-- Exercise brief --
Go through the listing below and gather every line with the word "Poynter".

begin Data provided

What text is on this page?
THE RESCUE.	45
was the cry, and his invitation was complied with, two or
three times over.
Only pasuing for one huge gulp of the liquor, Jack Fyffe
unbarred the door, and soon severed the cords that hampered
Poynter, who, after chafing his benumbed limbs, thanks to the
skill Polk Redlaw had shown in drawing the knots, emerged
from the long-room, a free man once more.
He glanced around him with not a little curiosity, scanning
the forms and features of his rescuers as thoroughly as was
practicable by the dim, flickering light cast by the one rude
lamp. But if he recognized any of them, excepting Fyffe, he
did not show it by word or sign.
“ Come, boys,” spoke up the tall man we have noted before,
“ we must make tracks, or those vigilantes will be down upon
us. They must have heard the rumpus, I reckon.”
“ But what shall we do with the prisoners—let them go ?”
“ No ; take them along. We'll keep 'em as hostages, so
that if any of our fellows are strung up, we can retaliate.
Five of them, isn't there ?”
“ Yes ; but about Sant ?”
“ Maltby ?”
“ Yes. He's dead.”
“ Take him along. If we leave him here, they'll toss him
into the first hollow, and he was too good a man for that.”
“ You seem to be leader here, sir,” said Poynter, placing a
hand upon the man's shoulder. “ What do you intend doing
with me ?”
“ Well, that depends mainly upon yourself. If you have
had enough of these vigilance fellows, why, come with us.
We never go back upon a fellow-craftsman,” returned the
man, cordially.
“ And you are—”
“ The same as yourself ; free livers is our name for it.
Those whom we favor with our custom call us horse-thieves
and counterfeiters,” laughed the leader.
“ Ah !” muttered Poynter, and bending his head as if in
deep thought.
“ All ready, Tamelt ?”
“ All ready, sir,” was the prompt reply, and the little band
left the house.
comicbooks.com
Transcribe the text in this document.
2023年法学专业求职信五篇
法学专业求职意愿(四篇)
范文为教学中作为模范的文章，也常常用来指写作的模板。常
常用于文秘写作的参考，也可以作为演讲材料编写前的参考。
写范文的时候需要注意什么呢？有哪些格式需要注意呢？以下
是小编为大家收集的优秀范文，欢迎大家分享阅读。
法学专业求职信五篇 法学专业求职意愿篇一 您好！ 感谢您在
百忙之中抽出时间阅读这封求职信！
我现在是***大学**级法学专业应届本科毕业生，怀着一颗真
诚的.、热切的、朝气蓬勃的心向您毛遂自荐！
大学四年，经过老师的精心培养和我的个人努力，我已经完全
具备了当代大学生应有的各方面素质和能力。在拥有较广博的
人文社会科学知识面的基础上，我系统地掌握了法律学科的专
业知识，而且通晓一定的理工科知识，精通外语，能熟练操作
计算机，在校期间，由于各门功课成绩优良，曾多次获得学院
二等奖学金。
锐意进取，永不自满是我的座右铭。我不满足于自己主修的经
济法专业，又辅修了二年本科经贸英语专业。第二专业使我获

end Data provided

-- Complete output --
Poynter, who, after chafing his benumbed limbs, thanks to the
“ You seem to be leader here, sir,” said Poynter, placing a
“ Ah !” muttered Poynter, and bending his head as if in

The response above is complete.